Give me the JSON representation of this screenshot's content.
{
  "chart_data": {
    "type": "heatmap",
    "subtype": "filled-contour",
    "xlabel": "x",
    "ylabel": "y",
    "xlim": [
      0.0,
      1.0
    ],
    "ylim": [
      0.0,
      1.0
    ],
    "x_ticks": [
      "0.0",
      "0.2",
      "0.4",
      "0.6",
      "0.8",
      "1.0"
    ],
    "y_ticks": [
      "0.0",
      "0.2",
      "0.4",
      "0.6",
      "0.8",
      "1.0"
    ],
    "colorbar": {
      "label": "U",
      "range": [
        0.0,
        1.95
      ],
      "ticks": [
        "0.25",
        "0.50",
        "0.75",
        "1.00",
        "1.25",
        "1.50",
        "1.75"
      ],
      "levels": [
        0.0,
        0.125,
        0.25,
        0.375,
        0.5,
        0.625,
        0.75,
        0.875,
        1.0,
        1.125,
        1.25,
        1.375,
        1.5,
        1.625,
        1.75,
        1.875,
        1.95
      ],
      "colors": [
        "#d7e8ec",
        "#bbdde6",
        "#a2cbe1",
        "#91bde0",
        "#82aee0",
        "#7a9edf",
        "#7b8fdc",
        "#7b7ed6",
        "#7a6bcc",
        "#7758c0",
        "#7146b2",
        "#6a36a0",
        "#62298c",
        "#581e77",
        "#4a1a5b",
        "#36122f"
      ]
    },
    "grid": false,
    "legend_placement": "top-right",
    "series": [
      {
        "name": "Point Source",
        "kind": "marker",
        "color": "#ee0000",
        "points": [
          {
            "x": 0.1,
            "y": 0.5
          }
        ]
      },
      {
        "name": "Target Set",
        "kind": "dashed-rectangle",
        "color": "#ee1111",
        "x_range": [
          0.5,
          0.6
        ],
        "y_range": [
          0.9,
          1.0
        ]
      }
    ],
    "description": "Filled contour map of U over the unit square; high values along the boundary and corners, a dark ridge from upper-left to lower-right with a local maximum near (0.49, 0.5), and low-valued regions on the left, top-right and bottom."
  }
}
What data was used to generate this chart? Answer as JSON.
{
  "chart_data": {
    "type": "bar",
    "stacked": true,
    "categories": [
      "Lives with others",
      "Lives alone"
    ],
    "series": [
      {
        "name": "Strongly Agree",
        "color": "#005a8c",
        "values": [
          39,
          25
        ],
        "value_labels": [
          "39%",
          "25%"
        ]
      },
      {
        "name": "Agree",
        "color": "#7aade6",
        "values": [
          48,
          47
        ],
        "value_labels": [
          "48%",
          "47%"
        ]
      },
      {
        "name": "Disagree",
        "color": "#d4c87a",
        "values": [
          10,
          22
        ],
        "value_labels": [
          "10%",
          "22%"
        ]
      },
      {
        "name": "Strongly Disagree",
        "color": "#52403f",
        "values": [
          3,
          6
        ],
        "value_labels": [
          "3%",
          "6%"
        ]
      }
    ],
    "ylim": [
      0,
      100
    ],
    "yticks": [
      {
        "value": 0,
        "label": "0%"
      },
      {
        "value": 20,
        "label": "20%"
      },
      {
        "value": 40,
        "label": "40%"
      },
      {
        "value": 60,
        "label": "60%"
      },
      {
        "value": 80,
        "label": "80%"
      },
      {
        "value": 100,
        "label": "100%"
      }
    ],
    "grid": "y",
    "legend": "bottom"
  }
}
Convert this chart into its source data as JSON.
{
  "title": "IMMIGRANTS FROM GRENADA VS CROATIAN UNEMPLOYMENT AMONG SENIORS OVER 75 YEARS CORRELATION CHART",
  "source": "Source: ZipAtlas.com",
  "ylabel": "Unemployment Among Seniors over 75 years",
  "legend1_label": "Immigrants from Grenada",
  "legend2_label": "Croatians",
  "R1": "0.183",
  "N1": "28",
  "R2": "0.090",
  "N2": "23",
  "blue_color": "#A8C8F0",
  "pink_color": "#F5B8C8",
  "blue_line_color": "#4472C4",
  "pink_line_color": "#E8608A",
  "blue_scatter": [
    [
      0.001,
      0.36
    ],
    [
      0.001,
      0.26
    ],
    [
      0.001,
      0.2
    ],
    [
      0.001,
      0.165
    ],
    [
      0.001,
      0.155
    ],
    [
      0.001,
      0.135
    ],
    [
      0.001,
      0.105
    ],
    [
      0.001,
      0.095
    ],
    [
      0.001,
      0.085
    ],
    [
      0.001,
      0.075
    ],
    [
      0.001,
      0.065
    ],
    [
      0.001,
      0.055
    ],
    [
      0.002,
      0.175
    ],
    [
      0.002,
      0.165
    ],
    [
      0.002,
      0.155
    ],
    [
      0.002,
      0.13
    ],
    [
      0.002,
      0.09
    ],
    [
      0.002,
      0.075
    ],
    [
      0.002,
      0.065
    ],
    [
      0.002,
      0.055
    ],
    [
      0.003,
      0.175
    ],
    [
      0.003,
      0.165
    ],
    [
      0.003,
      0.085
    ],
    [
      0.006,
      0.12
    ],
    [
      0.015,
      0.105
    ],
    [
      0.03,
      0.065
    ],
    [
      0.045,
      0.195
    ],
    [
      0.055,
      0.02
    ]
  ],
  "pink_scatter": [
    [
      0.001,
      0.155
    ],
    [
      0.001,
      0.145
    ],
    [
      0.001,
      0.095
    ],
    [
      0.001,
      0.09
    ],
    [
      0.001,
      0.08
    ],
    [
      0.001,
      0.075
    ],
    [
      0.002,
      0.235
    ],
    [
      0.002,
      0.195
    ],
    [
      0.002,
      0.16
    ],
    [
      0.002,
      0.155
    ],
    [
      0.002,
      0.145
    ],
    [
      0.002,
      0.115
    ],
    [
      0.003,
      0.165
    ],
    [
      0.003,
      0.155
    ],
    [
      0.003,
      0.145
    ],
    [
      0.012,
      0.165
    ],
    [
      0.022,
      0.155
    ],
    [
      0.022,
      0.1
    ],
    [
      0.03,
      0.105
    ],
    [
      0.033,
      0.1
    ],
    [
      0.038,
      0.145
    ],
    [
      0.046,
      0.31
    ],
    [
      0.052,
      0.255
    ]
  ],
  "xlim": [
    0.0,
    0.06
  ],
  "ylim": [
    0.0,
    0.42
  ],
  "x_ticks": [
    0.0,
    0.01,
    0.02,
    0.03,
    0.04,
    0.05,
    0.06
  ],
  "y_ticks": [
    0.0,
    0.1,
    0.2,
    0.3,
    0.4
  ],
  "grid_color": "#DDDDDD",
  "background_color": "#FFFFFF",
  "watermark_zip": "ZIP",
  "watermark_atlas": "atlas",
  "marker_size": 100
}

#### [GIVEN INSTRUCTION]
Write the material out exactly, with nothing left out.

#### [THE COMPLETED TASK]
Give me the JSON representation of this screenshot's content.
{
  "chart_data": {
    "type": "heatmap",
    "subtype": "filled-contour",
    "xlabel": "x",
    "ylabel": "y",
    "xlim": [
      0.0,
      1.0
    ],
    "ylim": [
      0.0,
      1.0
    ],
    "x_ticks": [
      "0.0",
      "0.2",
      "0.4",
      "0.6",
      "0.8",
      "1.0"
    ],
    "y_ticks": [
      "0.0",
      "0.2",
      "0.4",
      "0.6",
      "0.8",
      "1.0"
    ],
    "colorbar": {
      "label": "U",
      "range": [
        0.0,
        1.95
      ],
      "ticks": [
        "0.25",
        "0.50",
        "0.75",
        "1.00",
        "1.25",
        "1.50",
        "1.75"
      ],
      "levels": [
        0.0,
        0.125,
        0.25,
        0.375,
        0.5,
        0.625,
        0.75,
        0.875,
        1.0,
        1.125,
        1.25,
        1.375,
        1.5,
        1.625,
        1.75,
        1.875,
        1.95
      ],
      "colors": [
        "#d7e8ec",
        "#bbdde6",
        "#a2cbe1",
        "#91bde0",
        "#82aee0",
        "#7a9edf",
        "#7b8fdc",
        "#7b7ed6",
        "#7a6bcc",
        "#7758c0",
        "#7146b2",
        "#6a36a0",
        "#62298c",
        "#581e77",
        "#4a1a5b",
        "#36122f"
      ]
    },
    "grid": false,
    "legend_placement": "top-right",
    "series": [
      {
        "name": "Point Source",
        "kind": "marker",
        "color": "#ee0000",
        "points": [
          {
            "x": 0.1,
            "y": 0.5
          }
        ]
      },
      {
        "name": "Target Set",
        "kind": "dashed-rectangle",
        "color": "#ee1111",
        "x_range": [
          0.5,
          0.6
        ],
        "y_range": [
          0.9,
          1.0
        ]
      }
    ],
    "description": "Filled contour map of U over the unit square; high values along the boundary and corners, a dark ridge from upper-left to lower-right with a local maximum near (0.49, 0.5), and low-valued regions on the left, top-right and bottom."
  }
}
What data was used to generate this chart? Answer as JSON.
{
  "chart_data": {
    "type": "bar",
    "stacked": true,
    "categories": [
      "Lives with others",
      "Lives alone"
    ],
    "series": [
      {
        "name": "Strongly Agree",
        "color": "#005a8c",
        "values": [
          39,
          25
        ],
        "value_labels": [
          "39%",
          "25%"
        ]
      },
      {
        "name": "Agree",
        "color": "#7aade6",
        "values": [
          48,
          47
        ],
        "value_labels": [
          "48%",
          "47%"
        ]
      },
      {
        "name": "Disagree",
        "color": "#d4c87a",
        "values": [
          10,
          22
        ],
        "value_labels": [
          "10%",
          "22%"
        ]
      },
      {
        "name": "Strongly Disagree",
        "color": "#52403f",
        "values": [
          3,
          6
        ],
        "value_labels": [
          "3%",
          "6%"
        ]
      }
    ],
    "ylim": [
      0,
      100
    ],
    "yticks": [
      {
        "value": 0,
        "label": "0%"
      },
      {
        "value": 20,
        "label": "20%"
      },
      {
        "value": 40,
        "label": "40%"
      },
      {
        "value": 60,
        "label": "60%"
      },
      {
        "value": 80,
        "label": "80%"
      },
      {
        "value": 100,
        "label": "100%"
      }
    ],
    "grid": "y",
    "legend": "bottom"
  }
}
Convert this chart into its source data as JSON.
{
  "title": "IMMIGRANTS FROM GRENADA VS CROATIAN UNEMPLOYMENT AMONG SENIORS OVER 75 YEARS CORRELATION CHART",
  "source": "Source: ZipAtlas.com",
  "ylabel": "Unemployment Among Seniors over 75 years",
  "legend1_label": "Immigrants from Grenada",
  "legend2_label": "Croatians",
  "R1": "0.183",
  "N1": "28",
  "R2": "0.090",
  "N2": "23",
  "blue_color": "#A8C8F0",
  "pink_color": "#F5B8C8",
  "blue_line_color": "#4472C4",
  "pink_line_color": "#E8608A",
  "blue_scatter": [
    [
      0.001,
      0.36
    ],
    [
      0.001,
      0.26
    ],
    [
      0.001,
      0.2
    ],
    [
      0.001,
      0.165
    ],
    [
      0.001,
      0.155
    ],
    [
      0.001,
      0.135
    ],
    [
      0.001,
      0.105
    ],
    [
      0.001,
      0.095
    ],
    [
      0.001,
      0.085
    ],
    [
      0.001,
      0.075
    ],
    [
      0.001,
      0.065
    ],
    [
      0.001,
      0.055
    ],
    [
      0.002,
      0.175
    ],
    [
      0.002,
      0.165
    ],
    [
      0.002,
      0.155
    ],
    [
      0.002,
      0.13
    ],
    [
      0.002,
      0.09
    ],
    [
      0.002,
      0.075
    ],
    [
      0.002,
      0.065
    ],
    [
      0.002,
      0.055
    ],
    [
      0.003,
      0.175
    ],
    [
      0.003,
      0.165
    ],
    [
      0.003,
      0.085
    ],
    [
      0.006,
      0.12
    ],
    [
      0.015,
      0.105
    ],
    [
      0.03,
      0.065
    ],
    [
      0.045,
      0.195
    ],
    [
      0.055,
      0.02
    ]
  ],
  "pink_scatter": [
    [
      0.001,
      0.155
    ],
    [
      0.001,
      0.145
    ],
    [
      0.001,
      0.095
    ],
    [
      0.001,
      0.09
    ],
    [
      0.001,
      0.08
    ],
    [
      0.001,
      0.075
    ],
    [
      0.002,
      0.235
    ],
    [
      0.002,
      0.195
    ],
    [
      0.002,
      0.16
    ],
    [
      0.002,
      0.155
    ],
    [
      0.002,
      0.145
    ],
    [
      0.002,
      0.115
    ],
    [
      0.003,
      0.165
    ],
    [
      0.003,
      0.155
    ],
    [
      0.003,
      0.145
    ],
    [
      0.012,
      0.165
    ],
    [
      0.022,
      0.155
    ],
    [
      0.022,
      0.1
    ],
    [
      0.03,
      0.105
    ],
    [
      0.033,
      0.1
    ],
    [
      0.038,
      0.145
    ],
    [
      0.046,
      0.31
    ],
    [
      0.052,
      0.255
    ]
  ],
  "xlim": [
    0.0,
    0.06
  ],
  "ylim": [
    0.0,
    0.42
  ],
  "x_ticks": [
    0.0,
    0.01,
    0.02,
    0.03,
    0.04,
    0.05,
    0.06
  ],
  "y_ticks": [
    0.0,
    0.1,
    0.2,
    0.3,
    0.4
  ],
  "grid_color": "#DDDDDD",
  "background_color": "#FFFFFF",
  "watermark_zip": "ZIP",
  "watermark_atlas": "atlas",
  "marker_size": 100
}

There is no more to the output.